▸ THE EXERCISE
Print all the data, keeping every line exactly as it is.

▸ DATA TO PROCESS
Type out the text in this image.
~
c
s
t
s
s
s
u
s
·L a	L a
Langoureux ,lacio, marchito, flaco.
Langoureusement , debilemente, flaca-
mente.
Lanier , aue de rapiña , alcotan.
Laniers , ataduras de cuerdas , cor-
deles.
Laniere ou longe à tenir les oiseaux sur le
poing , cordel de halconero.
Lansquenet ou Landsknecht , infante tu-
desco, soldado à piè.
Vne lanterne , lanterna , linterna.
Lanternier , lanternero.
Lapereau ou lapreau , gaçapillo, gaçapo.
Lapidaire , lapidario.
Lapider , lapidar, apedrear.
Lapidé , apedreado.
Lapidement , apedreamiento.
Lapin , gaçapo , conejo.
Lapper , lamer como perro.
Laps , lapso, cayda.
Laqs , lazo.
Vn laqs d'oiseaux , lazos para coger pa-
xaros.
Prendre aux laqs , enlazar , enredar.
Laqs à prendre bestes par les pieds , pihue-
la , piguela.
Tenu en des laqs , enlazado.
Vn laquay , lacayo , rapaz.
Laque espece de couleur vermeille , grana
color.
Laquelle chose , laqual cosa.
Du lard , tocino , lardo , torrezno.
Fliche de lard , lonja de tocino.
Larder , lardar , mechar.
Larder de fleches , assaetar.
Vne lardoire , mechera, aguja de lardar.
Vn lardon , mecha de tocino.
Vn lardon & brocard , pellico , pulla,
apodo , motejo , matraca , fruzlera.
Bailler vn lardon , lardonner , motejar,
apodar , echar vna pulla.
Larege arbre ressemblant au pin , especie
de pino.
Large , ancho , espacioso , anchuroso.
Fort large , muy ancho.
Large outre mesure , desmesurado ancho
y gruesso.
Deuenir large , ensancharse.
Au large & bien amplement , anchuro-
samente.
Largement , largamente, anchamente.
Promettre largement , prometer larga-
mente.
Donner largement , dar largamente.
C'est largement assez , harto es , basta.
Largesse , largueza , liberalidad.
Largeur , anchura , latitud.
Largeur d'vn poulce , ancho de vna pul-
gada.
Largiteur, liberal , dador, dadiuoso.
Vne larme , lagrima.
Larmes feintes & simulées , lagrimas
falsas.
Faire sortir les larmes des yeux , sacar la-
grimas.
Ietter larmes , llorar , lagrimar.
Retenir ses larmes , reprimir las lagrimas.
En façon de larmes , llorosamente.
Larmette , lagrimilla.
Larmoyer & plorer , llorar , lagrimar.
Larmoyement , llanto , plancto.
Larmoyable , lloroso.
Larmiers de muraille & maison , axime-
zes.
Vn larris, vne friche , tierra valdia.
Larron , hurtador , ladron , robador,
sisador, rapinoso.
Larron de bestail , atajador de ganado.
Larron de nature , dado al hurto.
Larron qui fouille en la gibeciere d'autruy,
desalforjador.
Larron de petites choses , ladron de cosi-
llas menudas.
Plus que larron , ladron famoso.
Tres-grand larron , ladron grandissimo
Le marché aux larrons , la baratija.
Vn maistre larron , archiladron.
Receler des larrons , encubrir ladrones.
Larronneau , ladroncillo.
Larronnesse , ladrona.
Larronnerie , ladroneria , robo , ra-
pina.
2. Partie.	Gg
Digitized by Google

▸ ANSWER FOR THE TASK
Type out the text in this image.
~
c
s
t
s
s
s
u
s
·L a	L a
Langoureux ,lacio, marchito, flaco.
Langoureusement , debilemente, flaca-
mente.
Lanier , aue de rapiña , alcotan.
Laniers , ataduras de cuerdas , cor-
deles.
Laniere ou longe à tenir les oiseaux sur le
poing , cordel de halconero.
Lansquenet ou Landsknecht , infante tu-
desco, soldado à piè.
Vne lanterne , lanterna , linterna.
Lanternier , lanternero.
Lapereau ou lapreau , gaçapillo, gaçapo.
Lapidaire , lapidario.
Lapider , lapidar, apedrear.
Lapidé , apedreado.
Lapidement , apedreamiento.
Lapin , gaçapo , conejo.
Lapper , lamer como perro.
Laps , lapso, cayda.
Laqs , lazo.
Vn laqs d'oiseaux , lazos para coger pa-
xaros.
Prendre aux laqs , enlazar , enredar.
Laqs à prendre bestes par les pieds , pihue-
la , piguela.
Tenu en des laqs , enlazado.
Vn laquay , lacayo , rapaz.
Laque espece de couleur vermeille , grana
color.
Laquelle chose , laqual cosa.
Du lard , tocino , lardo , torrezno.
Fliche de lard , lonja de tocino.
Larder , lardar , mechar.
Larder de fleches , assaetar.
Vne lardoire , mechera, aguja de lardar.
Vn lardon , mecha de tocino.
Vn lardon & brocard , pellico , pulla,
apodo , motejo , matraca , fruzlera.
Bailler vn lardon , lardonner , motejar,
apodar , echar vna pulla.
Larege arbre ressemblant au pin , especie
de pino.
Large , ancho , espacioso , anchuroso.
Fort large , muy ancho.
Large outre mesure , desmesurado ancho
y gruesso.
Deuenir large , ensancharse.
Au large & bien amplement , anchuro-
samente.
Largement , largamente, anchamente.
Promettre largement , prometer larga-
mente.
Donner largement , dar largamente.
C'est largement assez , harto es , basta.
Largesse , largueza , liberalidad.
Largeur , anchura , latitud.
Largeur d'vn poulce , ancho de vna pul-
gada.
Largiteur, liberal , dador, dadiuoso.
Vne larme , lagrima.
Larmes feintes & simulées , lagrimas
falsas.
Faire sortir les larmes des yeux , sacar la-
grimas.
Ietter larmes , llorar , lagrimar.
Retenir ses larmes , reprimir las lagrimas.
En façon de larmes , llorosamente.
Larmette , lagrimilla.
Larmoyer & plorer , llorar , lagrimar.
Larmoyement , llanto , plancto.
Larmoyable , lloroso.
Larmiers de muraille & maison , axime-
zes.
Vn larris, vne friche , tierra valdia.
Larron , hurtador , ladron , robador,
sisador, rapinoso.
Larron de bestail , atajador de ganado.
Larron de nature , dado al hurto.
Larron qui fouille en la gibeciere d'autruy,
desalforjador.
Larron de petites choses , ladron de cosi-
llas menudas.
Plus que larron , ladron famoso.
Tres-grand larron , ladron grandissimo
Le marché aux larrons , la baratija.
Vn maistre larron , archiladron.
Receler des larrons , encubrir ladrones.
Larronneau , ladroncillo.
Larronnesse , ladrona.
Larronnerie , ladroneria , robo , ra-
pina.
2. Partie.	Gg
Digitized by Google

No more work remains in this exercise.